→ Given instruction
What follows is a set of entries. Give them again exactly, without the pictures.

→ Supplied entries
********************
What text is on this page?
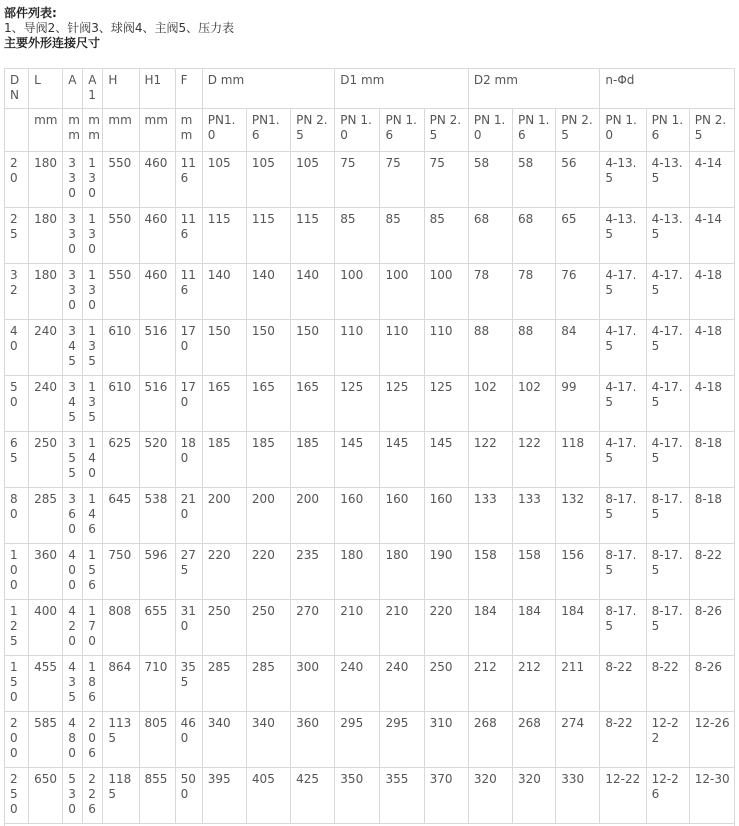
部件列表:
1、导阀2、针阀3、球阀4、主阀5、压力表
主要外形连接尺寸
DN	L	A	A1	H	H1	F	D mm			D1 mm			D2 mm			n-Φd		
	mm	mm	mm	mm	mm	mm	PN1.0	PN1.6	PN 2.5	PN 1.0	PN 1.6	PN 2.5	PN 1.0	PN 1.6	PN 2.5	PN 1.0	PN 1.6	PN 2.5
20	180	330	130	550	460	116	105	105	105	75	75	75	58	58	56	4-13.5	4-13.5	4-14
25	180	330	130	550	460	116	115	115	115	85	85	85	68	68	65	4-13.5	4-13.5	4-14
32	180	330	130	550	460	116	140	140	140	100	100	100	78	78	76	4-17.5	4-17.5	4-18
40	240	345	135	610	516	170	150	150	150	110	110	110	88	88	84	4-17.5	4-17.5	4-18
50	240	345	135	610	516	170	165	165	165	125	125	125	102	102	99	4-17.5	4-17.5	4-18
65	250	355	140	625	520	180	185	185	185	145	145	145	122	122	118	4-17.5	4-17.5	8-18
80	285	360	146	645	538	210	200	200	200	160	160	160	133	133	132	8-17.5	8-17.5	8-18
100	360	400	156	750	596	275	220	220	235	180	180	190	158	158	156	8-17.5	8-17.5	8-22
125	400	420	170	808	655	310	250	250	270	210	210	220	184	184	184	8-17.5	8-17.5	8-26
150	455	435	186	864	710	355	285	285	300	240	240	250	212	212	211	8-22	8-22	8-26
200	585	480	206	1135	805	460	340	340	360	295	295	310	268	268	274	8-22	12-22	12-26
250	650	530	226	1185	855	500	395	405	425	350	355	370	320	320	330	12-22	12-26	12-30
********************
→ Answer
What text is on this page?
部件列表:
1、导阀2、针阀3、球阀4、主阀5、压力表
主要外形连接尺寸
DN	L	A	A1	H	H1	F	D mm			D1 mm			D2 mm			n-Φd		
	mm	mm	mm	mm	mm	mm	PN1.0	PN1.6	PN 2.5	PN 1.0	PN 1.6	PN 2.5	PN 1.0	PN 1.6	PN 2.5	PN 1.0	PN 1.6	PN 2.5
20	180	330	130	550	460	116	105	105	105	75	75	75	58	58	56	4-13.5	4-13.5	4-14
25	180	330	130	550	460	116	115	115	115	85	85	85	68	68	65	4-13.5	4-13.5	4-14
32	180	330	130	550	460	116	140	140	140	100	100	100	78	78	76	4-17.5	4-17.5	4-18
40	240	345	135	610	516	170	150	150	150	110	110	110	88	88	84	4-17.5	4-17.5	4-18
50	240	345	135	610	516	170	165	165	165	125	125	125	102	102	99	4-17.5	4-17.5	4-18
65	250	355	140	625	520	180	185	185	185	145	145	145	122	122	118	4-17.5	4-17.5	8-18
80	285	360	146	645	538	210	200	200	200	160	160	160	133	133	132	8-17.5	8-17.5	8-18
100	360	400	156	750	596	275	220	220	235	180	180	190	158	158	156	8-17.5	8-17.5	8-22
125	400	420	170	808	655	310	250	250	270	210	210	220	184	184	184	8-17.5	8-17.5	8-26
150	455	435	186	864	710	355	285	285	300	240	240	250	212	212	211	8-22	8-22	8-26
200	585	480	206	1135	805	460	340	340	360	295	295	310	268	268	274	8-22	12-22	12-26
250	650	530	226	1185	855	500	395	405	425	350	355	370	320	320	330	12-22	12-26	12-30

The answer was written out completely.